TASK PROMPT: Reproduce each line of the material exactly, minus any picture.

** begin PROVIDED RECORDS **

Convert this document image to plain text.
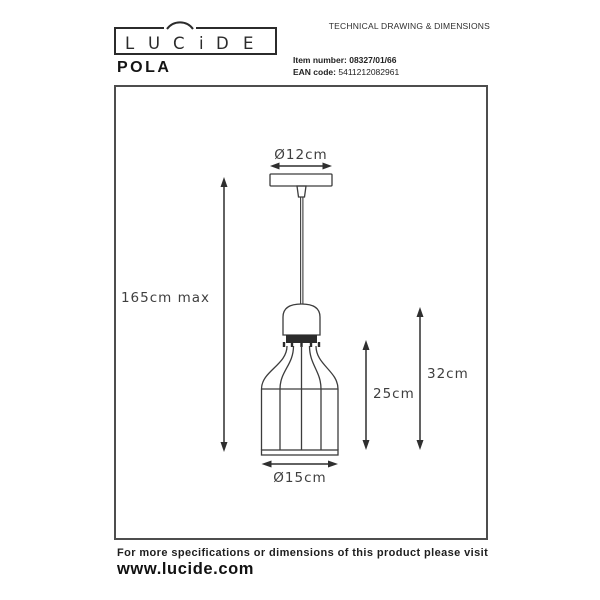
L U C i D E
TECHNICAL DRAWING & DIMENSIONS
POLA	Item number: 08327/01/66
EAN code: 5411212082961
Ø12cm
165cm max
25cm
32cm
Ø15cm
For more specifications or dimensions of this product please visit
www.lucide.com
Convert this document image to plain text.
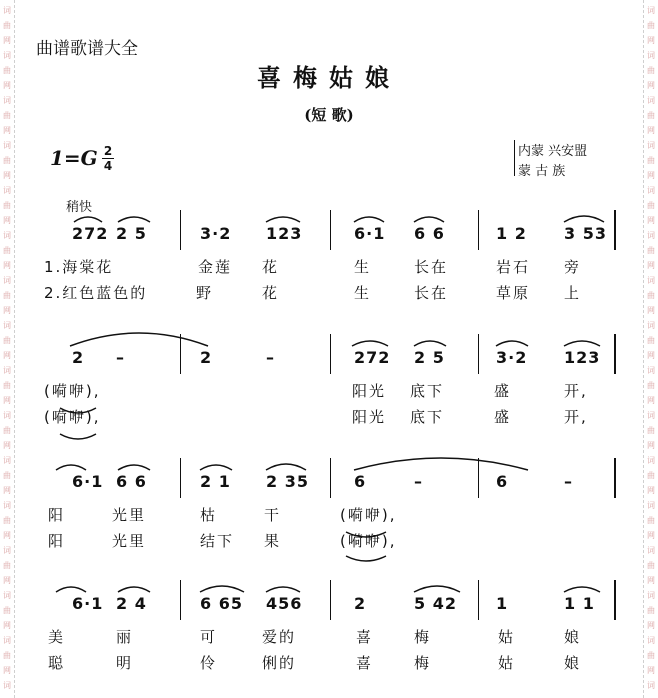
词
曲
网
词
曲
网
词
曲
网
词
曲
网
词
曲
网
词
曲
网
词
曲
网
词
曲
网
词
曲
网
词
曲
网
词
曲
网
词
曲
网
词
曲
网
词
曲
网
词
曲
网
词
词
曲
网
词
曲
网
词
曲
网
词
曲
网
词
曲
网
词
曲
网
词
曲
网
词
曲
网
词
曲
网
词
曲
网
词
曲
网
词
曲
网
词
曲
网
词
曲
网
词
曲
网
词
曲谱歌谱大全
喜梅姑娘
(短 歌)
1=G 2
4
内蒙 兴安盟
蒙 古 族
稍快
272 2 5	3·2 123	6·1 6 6	1 2 3 53
1.海棠花	金莲 花	生	长在	岩石 旁
2.红色蓝色的	野	花	生	长在	草原 上
2 –	2	–	272 2 5	3·2 123
(嗬咿),	阳光 底下	盛	开,
(嗬咿),	阳光 底下	盛	开,
6·1 6 6	2 1 2 35	6	–	6	–
阳	光里	枯	干	(嗬咿),
阳	光里	结下 果	(嗬咿),
6·1 2 4	6 65 456	2	5 42 1	1 1
美	丽	可	爱的	喜	梅	姑	娘
聪	明	伶	俐的	喜	梅	姑	娘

** end PROVIDED RECORDS **

CORRECT OUTPUT:
Convert this document image to plain text.
L U C i D E
TECHNICAL DRAWING & DIMENSIONS
POLA	Item number: 08327/01/66
EAN code: 5411212082961
Ø12cm
165cm max
25cm
32cm
Ø15cm
For more specifications or dimensions of this product please visit
www.lucide.com
Convert this document image to plain text.
词
曲
网
词
曲
网
词
曲
网
词
曲
网
词
曲
网
词
曲
网
词
曲
网
词
曲
网
词
曲
网
词
曲
网
词
曲
网
词
曲
网
词
曲
网
词
曲
网
词
曲
网
词
词
曲
网
词
曲
网
词
曲
网
词
曲
网
词
曲
网
词
曲
网
词
曲
网
词
曲
网
词
曲
网
词
曲
网
词
曲
网
词
曲
网
词
曲
网
词
曲
网
词
曲
网
词
曲谱歌谱大全
喜梅姑娘
(短 歌)
1=G 2
4
内蒙 兴安盟
蒙 古 族
稍快
272 2 5	3·2 123	6·1 6 6	1 2 3 53
1.海棠花	金莲 花	生	长在	岩石 旁
2.红色蓝色的	野	花	生	长在	草原 上
2 –	2	–	272 2 5	3·2 123
(嗬咿),	阳光 底下	盛	开,
(嗬咿),	阳光 底下	盛	开,
6·1 6 6	2 1 2 35	6	–	6	–
阳	光里	枯	干	(嗬咿),
阳	光里	结下 果	(嗬咿),
6·1 2 4	6 65 456	2	5 42 1	1 1
美	丽	可	爱的	喜	梅	姑	娘
聪	明	伶	俐的	喜	梅	姑	娘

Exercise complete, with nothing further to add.